• **Exercise task**: Exactly reproduce all the records, keeping pictures out of the copy.

_ _ _ _ _

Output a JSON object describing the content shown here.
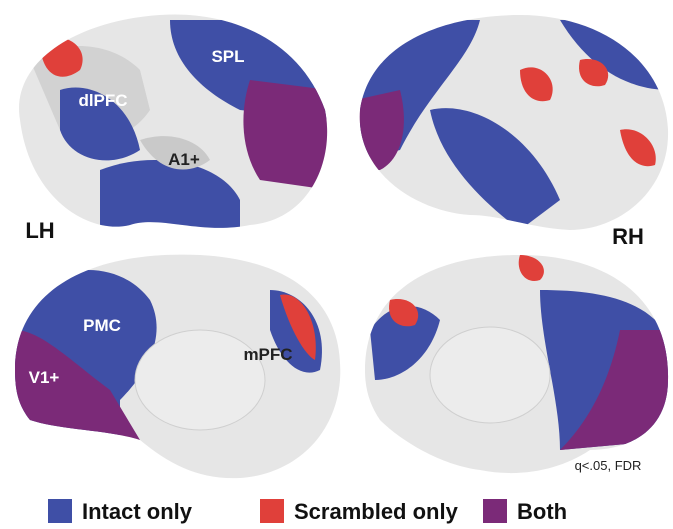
{
  "hemispheres": {
    "left": "LH",
    "right": "RH"
  },
  "regions": {
    "spl": "SPL",
    "dlpfc": "dlPFC",
    "a1": "A1+",
    "pmc": "PMC",
    "mpfc": "mPFC",
    "v1": "V1+"
  },
  "note": "q<.05, FDR",
  "legend": [
    {
      "label": "Intact only",
      "color": "#3f4fa6"
    },
    {
      "label": "Scrambled only",
      "color": "#e0403a"
    },
    {
      "label": "Both",
      "color": "#7b2a78"
    }
  ]
}
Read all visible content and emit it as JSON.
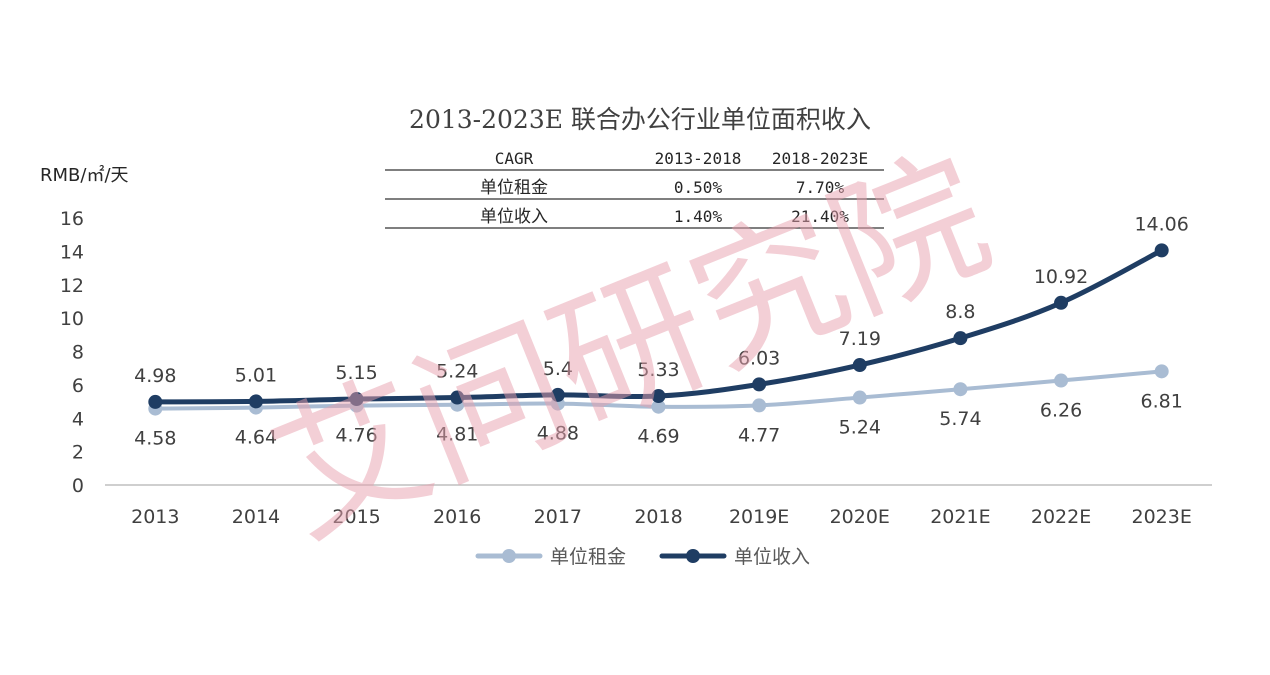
{
  "colors": {
    "rent": "#A9BCD3",
    "income": "#1F3D63",
    "axis": "#BFBFBF",
    "text": "#404040",
    "watermark": "#E8A0AE"
  },
  "watermark": "艾问研究院",
  "cagr_table": {
    "headers": [
      "CAGR",
      "2013-2018",
      "2018-2023E"
    ],
    "rows": [
      [
        "单位租金",
        "0.50%",
        "7.70%"
      ],
      [
        "单位收入",
        "1.40%",
        "21.40%"
      ]
    ]
  },
  "legend": [
    "单位租金",
    "单位收入"
  ],
  "chart_data": {
    "type": "line",
    "title": "2013-2023E 联合办公行业单位面积收入",
    "ylabel": "RMB/㎡/天",
    "xlabel": "",
    "categories": [
      "2013",
      "2014",
      "2015",
      "2016",
      "2017",
      "2018",
      "2019E",
      "2020E",
      "2021E",
      "2022E",
      "2023E"
    ],
    "ylim": [
      0,
      16
    ],
    "yticks": [
      "0",
      "2",
      "4",
      "6",
      "8",
      "10",
      "12",
      "14",
      "16"
    ],
    "grid": false,
    "legend_position": "bottom",
    "series": [
      {
        "name": "单位租金",
        "values": [
          4.58,
          4.64,
          4.76,
          4.81,
          4.88,
          4.69,
          4.77,
          5.24,
          5.74,
          6.26,
          6.81
        ],
        "labels": [
          "4.58",
          "4.64",
          "4.76",
          "4.81",
          "4.88",
          "4.69",
          "4.77",
          "5.24",
          "5.74",
          "6.26",
          "6.81"
        ]
      },
      {
        "name": "单位收入",
        "values": [
          4.98,
          5.01,
          5.15,
          5.24,
          5.4,
          5.33,
          6.03,
          7.19,
          8.8,
          10.92,
          14.06
        ],
        "labels": [
          "4.98",
          "5.01",
          "5.15",
          "5.24",
          "5.4",
          "5.33",
          "6.03",
          "7.19",
          "8.8",
          "10.92",
          "14.06"
        ]
      }
    ]
  }
}
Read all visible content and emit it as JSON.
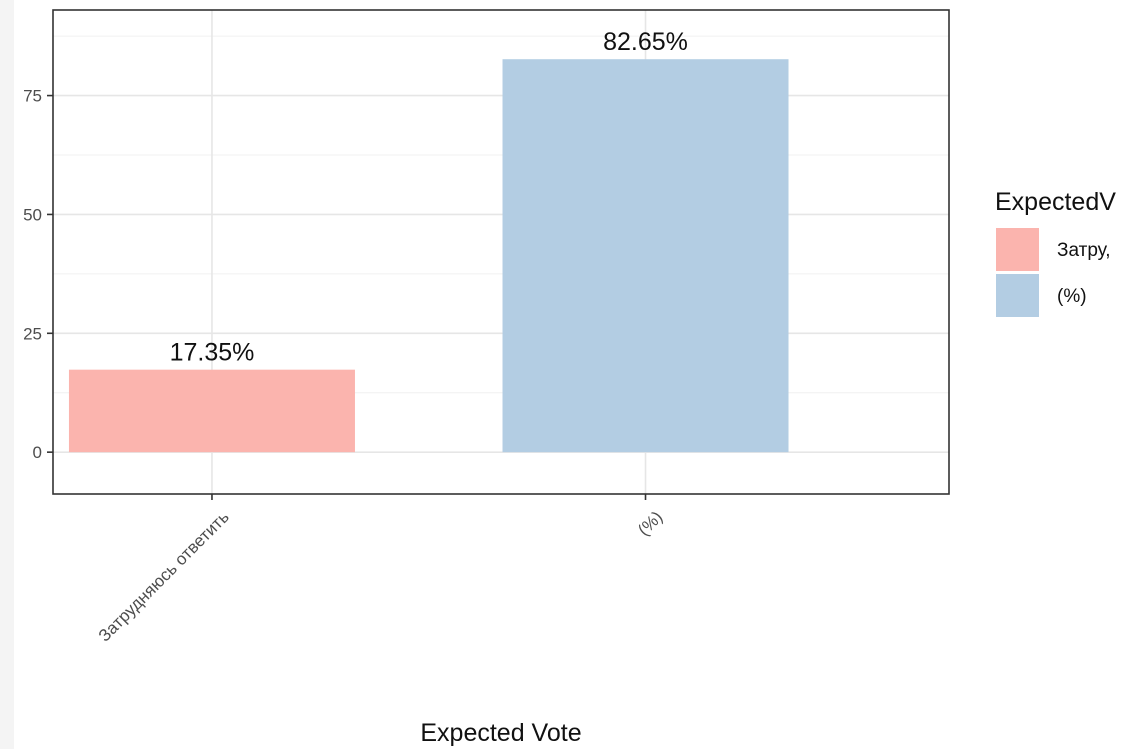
{
  "chart_data": {
    "type": "bar",
    "categories": [
      "Затрудняюсь ответить",
      "(%)"
    ],
    "values": [
      17.35,
      82.65
    ],
    "bar_labels": [
      "17.35%",
      "82.65%"
    ],
    "colors": [
      "#FBB4AE",
      "#B3CDE3"
    ],
    "xlabel": "Expected Vote",
    "ylabel": "",
    "ylim": [
      -8.8,
      93
    ],
    "y_ticks": [
      0,
      25,
      50,
      75
    ],
    "y_tick_labels": [
      "0",
      "25",
      "50",
      "75"
    ],
    "grid": true,
    "legend": {
      "title": "ExpectedV",
      "placement": "right",
      "items": [
        {
          "label": "Затру,",
          "color": "#FBB4AE"
        },
        {
          "label": "(%)",
          "color": "#B3CDE3"
        }
      ]
    }
  }
}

_ _ _ _ _

• **Response to the exercise**:
Output a JSON object describing the content shown here.
{
  "hemispheres": {
    "left": "LH",
    "right": "RH"
  },
  "regions": {
    "spl": "SPL",
    "dlpfc": "dlPFC",
    "a1": "A1+",
    "pmc": "PMC",
    "mpfc": "mPFC",
    "v1": "V1+"
  },
  "note": "q<.05, FDR",
  "legend": [
    {
      "label": "Intact only",
      "color": "#3f4fa6"
    },
    {
      "label": "Scrambled only",
      "color": "#e0403a"
    },
    {
      "label": "Both",
      "color": "#7b2a78"
    }
  ]
}
Read all visible content and emit it as JSON.
{
  "colors": {
    "rent": "#A9BCD3",
    "income": "#1F3D63",
    "axis": "#BFBFBF",
    "text": "#404040",
    "watermark": "#E8A0AE"
  },
  "watermark": "艾问研究院",
  "cagr_table": {
    "headers": [
      "CAGR",
      "2013-2018",
      "2018-2023E"
    ],
    "rows": [
      [
        "单位租金",
        "0.50%",
        "7.70%"
      ],
      [
        "单位收入",
        "1.40%",
        "21.40%"
      ]
    ]
  },
  "legend": [
    "单位租金",
    "单位收入"
  ],
  "chart_data": {
    "type": "line",
    "title": "2013-2023E 联合办公行业单位面积收入",
    "ylabel": "RMB/㎡/天",
    "xlabel": "",
    "categories": [
      "2013",
      "2014",
      "2015",
      "2016",
      "2017",
      "2018",
      "2019E",
      "2020E",
      "2021E",
      "2022E",
      "2023E"
    ],
    "ylim": [
      0,
      16
    ],
    "yticks": [
      "0",
      "2",
      "4",
      "6",
      "8",
      "10",
      "12",
      "14",
      "16"
    ],
    "grid": false,
    "legend_position": "bottom",
    "series": [
      {
        "name": "单位租金",
        "values": [
          4.58,
          4.64,
          4.76,
          4.81,
          4.88,
          4.69,
          4.77,
          5.24,
          5.74,
          6.26,
          6.81
        ],
        "labels": [
          "4.58",
          "4.64",
          "4.76",
          "4.81",
          "4.88",
          "4.69",
          "4.77",
          "5.24",
          "5.74",
          "6.26",
          "6.81"
        ]
      },
      {
        "name": "单位收入",
        "values": [
          4.98,
          5.01,
          5.15,
          5.24,
          5.4,
          5.33,
          6.03,
          7.19,
          8.8,
          10.92,
          14.06
        ],
        "labels": [
          "4.98",
          "5.01",
          "5.15",
          "5.24",
          "5.4",
          "5.33",
          "6.03",
          "7.19",
          "8.8",
          "10.92",
          "14.06"
        ]
      }
    ]
  }
}
Read all visible content and emit it as JSON.
{
  "chart_data": {
    "type": "bar",
    "categories": [
      "Затрудняюсь ответить",
      "(%)"
    ],
    "values": [
      17.35,
      82.65
    ],
    "bar_labels": [
      "17.35%",
      "82.65%"
    ],
    "colors": [
      "#FBB4AE",
      "#B3CDE3"
    ],
    "xlabel": "Expected Vote",
    "ylabel": "",
    "ylim": [
      -8.8,
      93
    ],
    "y_ticks": [
      0,
      25,
      50,
      75
    ],
    "y_tick_labels": [
      "0",
      "25",
      "50",
      "75"
    ],
    "grid": true,
    "legend": {
      "title": "ExpectedV",
      "placement": "right",
      "items": [
        {
          "label": "Затру,",
          "color": "#FBB4AE"
        },
        {
          "label": "(%)",
          "color": "#B3CDE3"
        }
      ]
    }
  }
}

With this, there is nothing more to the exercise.